■ Your instructions: Using the listing below, select the lines with the word "NASCAR" and copy them.

-- BEGIN Supplied entries --

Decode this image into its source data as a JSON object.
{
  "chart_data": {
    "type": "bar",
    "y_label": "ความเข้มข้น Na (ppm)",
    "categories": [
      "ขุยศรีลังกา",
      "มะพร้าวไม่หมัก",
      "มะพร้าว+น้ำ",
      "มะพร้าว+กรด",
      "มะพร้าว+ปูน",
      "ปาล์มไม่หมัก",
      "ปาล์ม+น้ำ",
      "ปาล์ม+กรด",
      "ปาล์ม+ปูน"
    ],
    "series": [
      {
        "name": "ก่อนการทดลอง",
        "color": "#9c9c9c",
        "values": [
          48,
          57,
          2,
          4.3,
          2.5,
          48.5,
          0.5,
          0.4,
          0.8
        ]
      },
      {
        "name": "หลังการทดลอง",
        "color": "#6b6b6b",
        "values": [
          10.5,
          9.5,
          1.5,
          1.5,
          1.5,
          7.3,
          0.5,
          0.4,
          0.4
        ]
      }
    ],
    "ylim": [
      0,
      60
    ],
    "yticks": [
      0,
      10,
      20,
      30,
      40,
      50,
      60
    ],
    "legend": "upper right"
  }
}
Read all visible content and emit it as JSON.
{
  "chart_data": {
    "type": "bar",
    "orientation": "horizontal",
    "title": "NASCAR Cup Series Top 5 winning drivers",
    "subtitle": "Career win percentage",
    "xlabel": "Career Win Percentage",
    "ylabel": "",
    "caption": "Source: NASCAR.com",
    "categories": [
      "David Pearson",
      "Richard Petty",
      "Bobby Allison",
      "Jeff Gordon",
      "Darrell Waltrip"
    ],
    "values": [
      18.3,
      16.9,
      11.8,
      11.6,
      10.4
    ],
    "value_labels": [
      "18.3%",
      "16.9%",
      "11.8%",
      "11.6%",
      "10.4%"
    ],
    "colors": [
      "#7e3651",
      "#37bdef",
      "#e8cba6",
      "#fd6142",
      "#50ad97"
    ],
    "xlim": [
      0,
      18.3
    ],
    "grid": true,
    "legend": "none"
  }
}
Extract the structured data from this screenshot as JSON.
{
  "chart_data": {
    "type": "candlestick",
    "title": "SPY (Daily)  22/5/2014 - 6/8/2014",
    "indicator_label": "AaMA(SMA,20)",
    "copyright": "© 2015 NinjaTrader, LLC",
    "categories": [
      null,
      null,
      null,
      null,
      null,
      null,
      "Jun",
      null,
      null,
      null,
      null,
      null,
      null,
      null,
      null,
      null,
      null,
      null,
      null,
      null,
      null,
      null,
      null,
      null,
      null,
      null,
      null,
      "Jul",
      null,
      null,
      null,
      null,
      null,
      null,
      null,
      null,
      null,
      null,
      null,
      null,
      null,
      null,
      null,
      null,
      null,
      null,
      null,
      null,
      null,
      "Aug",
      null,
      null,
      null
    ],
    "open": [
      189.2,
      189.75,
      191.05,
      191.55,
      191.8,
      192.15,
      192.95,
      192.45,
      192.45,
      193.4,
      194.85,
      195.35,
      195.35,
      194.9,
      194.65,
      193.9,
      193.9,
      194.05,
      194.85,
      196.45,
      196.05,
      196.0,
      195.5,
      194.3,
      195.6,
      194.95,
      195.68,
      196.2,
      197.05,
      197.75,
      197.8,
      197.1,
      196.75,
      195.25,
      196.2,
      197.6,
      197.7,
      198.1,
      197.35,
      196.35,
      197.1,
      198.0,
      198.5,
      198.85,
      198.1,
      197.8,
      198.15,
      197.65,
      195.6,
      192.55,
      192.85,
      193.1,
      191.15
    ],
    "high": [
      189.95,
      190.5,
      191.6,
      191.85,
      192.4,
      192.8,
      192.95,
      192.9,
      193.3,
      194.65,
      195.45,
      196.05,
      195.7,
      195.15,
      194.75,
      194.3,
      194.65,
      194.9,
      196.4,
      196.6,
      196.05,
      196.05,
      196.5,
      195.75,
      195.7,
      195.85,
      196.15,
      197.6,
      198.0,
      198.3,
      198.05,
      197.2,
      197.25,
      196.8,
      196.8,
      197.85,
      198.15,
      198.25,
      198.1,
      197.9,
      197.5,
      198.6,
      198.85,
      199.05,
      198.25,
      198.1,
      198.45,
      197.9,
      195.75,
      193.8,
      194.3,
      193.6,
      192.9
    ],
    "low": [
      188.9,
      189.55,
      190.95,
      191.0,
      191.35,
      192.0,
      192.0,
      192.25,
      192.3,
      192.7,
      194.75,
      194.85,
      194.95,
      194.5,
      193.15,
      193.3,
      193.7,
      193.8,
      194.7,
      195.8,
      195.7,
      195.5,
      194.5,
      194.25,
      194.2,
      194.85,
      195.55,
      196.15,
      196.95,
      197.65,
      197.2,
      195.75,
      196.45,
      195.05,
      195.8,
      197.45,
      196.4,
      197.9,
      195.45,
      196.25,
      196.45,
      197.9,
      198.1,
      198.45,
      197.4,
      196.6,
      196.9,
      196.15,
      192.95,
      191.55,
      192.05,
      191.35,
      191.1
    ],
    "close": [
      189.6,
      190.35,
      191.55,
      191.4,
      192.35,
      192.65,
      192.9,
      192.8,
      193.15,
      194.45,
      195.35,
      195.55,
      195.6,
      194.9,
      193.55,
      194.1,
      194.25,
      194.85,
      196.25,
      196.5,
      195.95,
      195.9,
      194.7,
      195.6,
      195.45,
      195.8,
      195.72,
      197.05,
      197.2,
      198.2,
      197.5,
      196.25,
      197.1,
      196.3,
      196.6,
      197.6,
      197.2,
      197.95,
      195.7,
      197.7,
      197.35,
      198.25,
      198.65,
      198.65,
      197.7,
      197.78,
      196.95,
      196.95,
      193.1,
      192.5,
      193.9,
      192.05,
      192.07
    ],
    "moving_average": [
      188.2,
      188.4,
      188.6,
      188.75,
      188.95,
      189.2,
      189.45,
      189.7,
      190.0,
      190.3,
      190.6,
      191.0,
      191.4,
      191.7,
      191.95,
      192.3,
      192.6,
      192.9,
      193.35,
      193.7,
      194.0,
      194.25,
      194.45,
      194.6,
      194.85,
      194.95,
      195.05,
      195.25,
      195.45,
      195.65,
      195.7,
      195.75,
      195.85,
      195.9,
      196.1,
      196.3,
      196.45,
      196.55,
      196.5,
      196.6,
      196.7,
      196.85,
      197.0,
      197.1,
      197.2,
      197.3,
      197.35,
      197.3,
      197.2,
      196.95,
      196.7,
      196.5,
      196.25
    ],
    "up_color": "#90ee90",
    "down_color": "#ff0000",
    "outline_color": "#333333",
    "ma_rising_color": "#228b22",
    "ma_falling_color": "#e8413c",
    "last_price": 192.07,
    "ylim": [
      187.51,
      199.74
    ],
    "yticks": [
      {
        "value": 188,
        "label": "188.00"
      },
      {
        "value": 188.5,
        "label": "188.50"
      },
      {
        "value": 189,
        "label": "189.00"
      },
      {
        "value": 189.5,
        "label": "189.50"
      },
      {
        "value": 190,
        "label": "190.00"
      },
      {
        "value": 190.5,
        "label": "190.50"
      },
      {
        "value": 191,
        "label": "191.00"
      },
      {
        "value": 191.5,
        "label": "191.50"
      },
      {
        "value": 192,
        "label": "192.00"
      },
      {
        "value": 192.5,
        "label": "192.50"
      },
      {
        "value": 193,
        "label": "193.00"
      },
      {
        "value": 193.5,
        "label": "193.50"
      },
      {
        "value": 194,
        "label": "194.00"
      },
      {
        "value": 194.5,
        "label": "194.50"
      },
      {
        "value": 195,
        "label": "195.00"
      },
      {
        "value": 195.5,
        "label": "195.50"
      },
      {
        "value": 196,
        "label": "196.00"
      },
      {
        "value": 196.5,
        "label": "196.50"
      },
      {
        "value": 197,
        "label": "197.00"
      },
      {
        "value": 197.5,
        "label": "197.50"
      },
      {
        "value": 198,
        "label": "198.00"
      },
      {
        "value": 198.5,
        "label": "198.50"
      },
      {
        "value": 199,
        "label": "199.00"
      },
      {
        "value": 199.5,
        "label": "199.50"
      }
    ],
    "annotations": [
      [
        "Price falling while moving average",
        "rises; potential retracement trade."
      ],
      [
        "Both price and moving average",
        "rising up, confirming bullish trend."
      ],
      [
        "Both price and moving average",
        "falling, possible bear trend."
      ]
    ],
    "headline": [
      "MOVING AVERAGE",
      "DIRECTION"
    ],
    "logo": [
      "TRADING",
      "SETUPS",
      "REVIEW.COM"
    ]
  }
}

-- END Supplied entries --

■ Written response:
    "title": "NASCAR Cup Series Top 5 winning drivers",
    "caption": "Source: NASCAR.com",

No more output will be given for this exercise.